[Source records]
+++++
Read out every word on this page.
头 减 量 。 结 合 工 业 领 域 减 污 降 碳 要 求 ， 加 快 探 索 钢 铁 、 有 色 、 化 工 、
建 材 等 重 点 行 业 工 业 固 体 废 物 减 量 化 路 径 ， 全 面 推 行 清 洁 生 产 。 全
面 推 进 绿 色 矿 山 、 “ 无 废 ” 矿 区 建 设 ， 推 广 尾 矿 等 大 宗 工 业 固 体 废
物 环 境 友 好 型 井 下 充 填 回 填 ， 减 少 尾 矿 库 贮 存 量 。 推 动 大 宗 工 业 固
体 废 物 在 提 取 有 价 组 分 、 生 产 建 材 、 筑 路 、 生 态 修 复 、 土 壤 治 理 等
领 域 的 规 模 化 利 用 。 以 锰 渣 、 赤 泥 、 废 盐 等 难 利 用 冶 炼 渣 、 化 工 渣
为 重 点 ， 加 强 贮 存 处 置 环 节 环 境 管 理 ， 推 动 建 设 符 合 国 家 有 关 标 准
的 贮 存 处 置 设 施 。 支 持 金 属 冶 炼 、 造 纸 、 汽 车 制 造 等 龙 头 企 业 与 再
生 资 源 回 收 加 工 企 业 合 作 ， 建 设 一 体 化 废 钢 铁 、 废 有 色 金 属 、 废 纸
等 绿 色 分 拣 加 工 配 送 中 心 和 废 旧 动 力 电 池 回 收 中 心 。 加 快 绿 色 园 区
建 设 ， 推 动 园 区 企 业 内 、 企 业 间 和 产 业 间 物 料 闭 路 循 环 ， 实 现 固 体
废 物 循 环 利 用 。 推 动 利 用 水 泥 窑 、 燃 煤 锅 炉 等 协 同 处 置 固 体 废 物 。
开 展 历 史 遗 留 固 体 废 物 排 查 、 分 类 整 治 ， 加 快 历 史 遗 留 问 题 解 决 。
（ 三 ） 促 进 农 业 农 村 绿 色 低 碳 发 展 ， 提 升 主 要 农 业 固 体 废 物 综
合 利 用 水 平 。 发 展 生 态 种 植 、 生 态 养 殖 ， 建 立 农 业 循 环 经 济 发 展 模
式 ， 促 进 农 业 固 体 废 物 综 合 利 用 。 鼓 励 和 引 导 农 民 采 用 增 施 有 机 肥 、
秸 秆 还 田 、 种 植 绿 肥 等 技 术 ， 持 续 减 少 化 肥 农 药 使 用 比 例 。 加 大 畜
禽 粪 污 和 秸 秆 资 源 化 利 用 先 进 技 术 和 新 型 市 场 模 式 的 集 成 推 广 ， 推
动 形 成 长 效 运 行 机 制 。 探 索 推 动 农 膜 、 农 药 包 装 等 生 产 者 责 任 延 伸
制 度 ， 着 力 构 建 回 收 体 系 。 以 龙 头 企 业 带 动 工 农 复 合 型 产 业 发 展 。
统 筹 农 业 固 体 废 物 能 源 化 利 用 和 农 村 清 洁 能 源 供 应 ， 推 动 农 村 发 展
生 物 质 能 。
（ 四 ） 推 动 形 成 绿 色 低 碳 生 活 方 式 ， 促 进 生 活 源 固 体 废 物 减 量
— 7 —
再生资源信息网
+++++
● What the task requires
Set all of the entries down again, exactly as they were given.

● Exercise answer
Read out every word on this page.
头 减 量 。 结 合 工 业 领 域 减 污 降 碳 要 求 ， 加 快 探 索 钢 铁 、 有 色 、 化 工 、
建 材 等 重 点 行 业 工 业 固 体 废 物 减 量 化 路 径 ， 全 面 推 行 清 洁 生 产 。 全
面 推 进 绿 色 矿 山 、 “ 无 废 ” 矿 区 建 设 ， 推 广 尾 矿 等 大 宗 工 业 固 体 废
物 环 境 友 好 型 井 下 充 填 回 填 ， 减 少 尾 矿 库 贮 存 量 。 推 动 大 宗 工 业 固
体 废 物 在 提 取 有 价 组 分 、 生 产 建 材 、 筑 路 、 生 态 修 复 、 土 壤 治 理 等
领 域 的 规 模 化 利 用 。 以 锰 渣 、 赤 泥 、 废 盐 等 难 利 用 冶 炼 渣 、 化 工 渣
为 重 点 ， 加 强 贮 存 处 置 环 节 环 境 管 理 ， 推 动 建 设 符 合 国 家 有 关 标 准
的 贮 存 处 置 设 施 。 支 持 金 属 冶 炼 、 造 纸 、 汽 车 制 造 等 龙 头 企 业 与 再
生 资 源 回 收 加 工 企 业 合 作 ， 建 设 一 体 化 废 钢 铁 、 废 有 色 金 属 、 废 纸
等 绿 色 分 拣 加 工 配 送 中 心 和 废 旧 动 力 电 池 回 收 中 心 。 加 快 绿 色 园 区
建 设 ， 推 动 园 区 企 业 内 、 企 业 间 和 产 业 间 物 料 闭 路 循 环 ， 实 现 固 体
废 物 循 环 利 用 。 推 动 利 用 水 泥 窑 、 燃 煤 锅 炉 等 协 同 处 置 固 体 废 物 。
开 展 历 史 遗 留 固 体 废 物 排 查 、 分 类 整 治 ， 加 快 历 史 遗 留 问 题 解 决 。
（ 三 ） 促 进 农 业 农 村 绿 色 低 碳 发 展 ， 提 升 主 要 农 业 固 体 废 物 综
合 利 用 水 平 。 发 展 生 态 种 植 、 生 态 养 殖 ， 建 立 农 业 循 环 经 济 发 展 模
式 ， 促 进 农 业 固 体 废 物 综 合 利 用 。 鼓 励 和 引 导 农 民 采 用 增 施 有 机 肥 、
秸 秆 还 田 、 种 植 绿 肥 等 技 术 ， 持 续 减 少 化 肥 农 药 使 用 比 例 。 加 大 畜
禽 粪 污 和 秸 秆 资 源 化 利 用 先 进 技 术 和 新 型 市 场 模 式 的 集 成 推 广 ， 推
动 形 成 长 效 运 行 机 制 。 探 索 推 动 农 膜 、 农 药 包 装 等 生 产 者 责 任 延 伸
制 度 ， 着 力 构 建 回 收 体 系 。 以 龙 头 企 业 带 动 工 农 复 合 型 产 业 发 展 。
统 筹 农 业 固 体 废 物 能 源 化 利 用 和 农 村 清 洁 能 源 供 应 ， 推 动 农 村 发 展
生 物 质 能 。
（ 四 ） 推 动 形 成 绿 色 低 碳 生 活 方 式 ， 促 进 生 活 源 固 体 废 物 减 量
— 7 —
再生资源信息网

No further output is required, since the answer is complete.